-- start PROVIDED DATA --

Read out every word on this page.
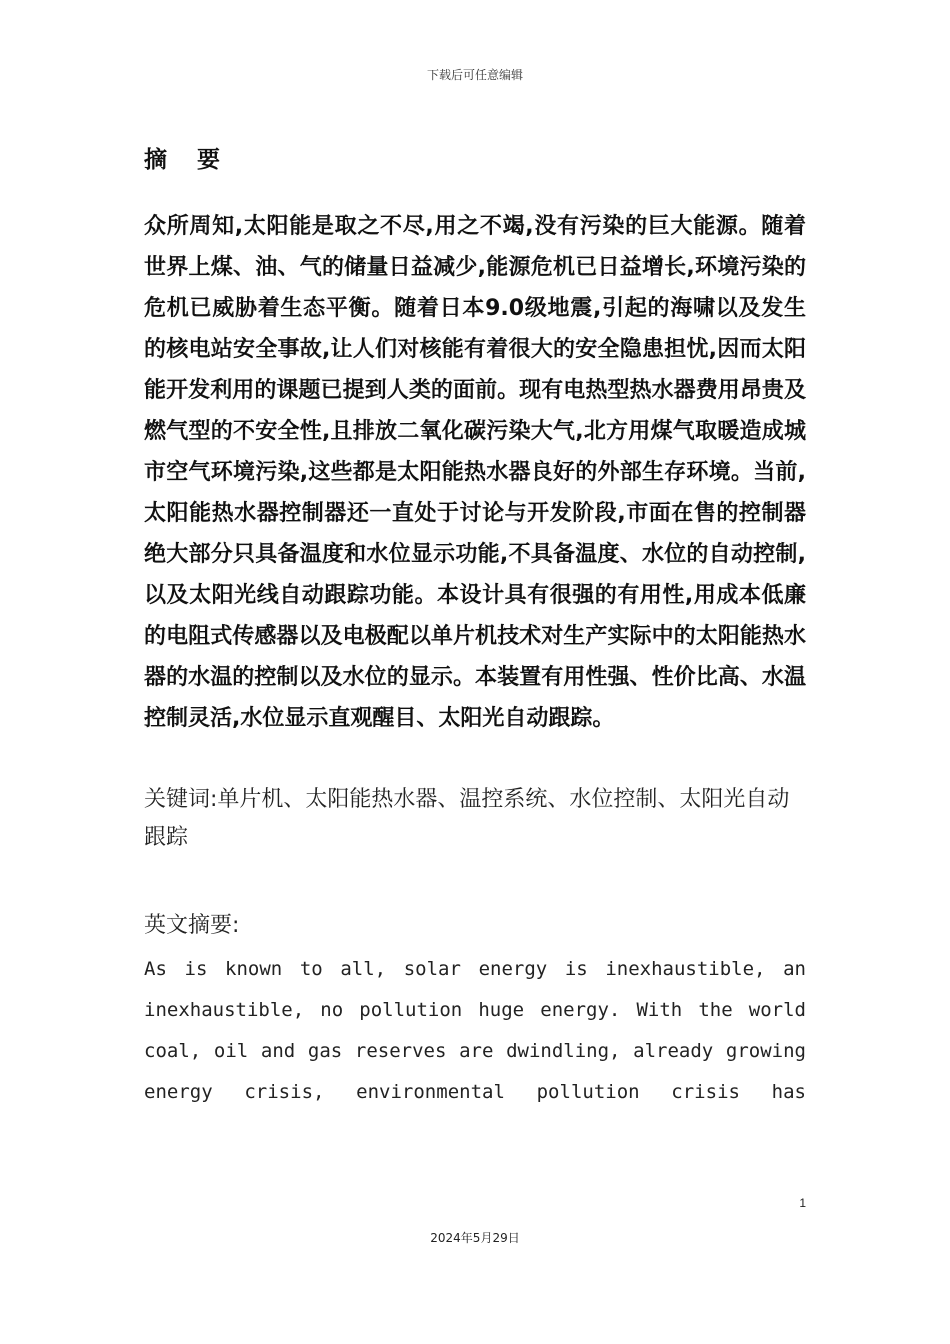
下载后可任意编辑
摘要

众所周知,太阳能是取之不尽,用之不竭,没有污染的巨大能源。随着世界上煤、油、气的储量日益减少,能源危机已日益增长,环境污染的危机已威胁着生态平衡。随着日本9.0级地震,引起的海啸以及发生的核电站安全事故,让人们对核能有着很大的安全隐患担忧,因而太阳能开发利用的课题已提到人类的面前。现有电热型热水器费用昂贵及燃气型的不安全性,且排放二氧化碳污染大气,北方用煤气取暖造成城市空气环境污染,这些都是太阳能热水器良好的外部生存环境。当前,太阳能热水器控制器还一直处于讨论与开发阶段,市面在售的控制器绝大部分只具备温度和水位显示功能,不具备温度、水位的自动控制,以及太阳光线自动跟踪功能。本设计具有很强的有用性,用成本低廉的电阻式传感器以及电极配以单片机技术对生产实际中的太阳能热水器的水温的控制以及水位的显示。本装置有用性强、性价比高、水温控制灵活,水位显示直观醒目、太阳光自动跟踪。

关键词:单片机、太阳能热水器、温控系统、水位控制、太阳光自动跟踪

英文摘要:

As is known to all, solar energy is inexhaustible, an inexhaustible, no pollution huge energy. With the world coal, oil and gas reserves are dwindling, already growing energy crisis, environmental pollution crisis has

1
2024年5月29日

-- end PROVIDED DATA --

_INSTRUCTIONS FOR THE TASK_. Search the preceding listing for the word "太阳光自动跟踪" and pull out every line that holds it.

_FINAL RESULT_.
众所周知,太阳能是取之不尽,用之不竭,没有污染的巨大能源。随着世界上煤、油、气的储量日益减少,能源危机已日益增长,环境污染的危机已威胁着生态平衡。随着日本9.0级地震,引起的海啸以及发生的核电站安全事故,让人们对核能有着很大的安全隐患担忧,因而太阳能开发利用的课题已提到人类的面前。现有电热型热水器费用昂贵及燃气型的不安全性,且排放二氧化碳污染大气,北方用煤气取暖造成城市空气环境污染,这些都是太阳能热水器良好的外部生存环境。当前,太阳能热水器控制器还一直处于讨论与开发阶段,市面在售的控制器绝大部分只具备温度和水位显示功能,不具备温度、水位的自动控制,以及太阳光线自动跟踪功能。本设计具有很强的有用性,用成本低廉的电阻式传感器以及电极配以单片机技术对生产实际中的太阳能热水器的水温的控制以及水位的显示。本装置有用性强、性价比高、水温控制灵活,水位显示直观醒目、太阳光自动跟踪。
关键词:单片机、太阳能热水器、温控系统、水位控制、太阳光自动跟踪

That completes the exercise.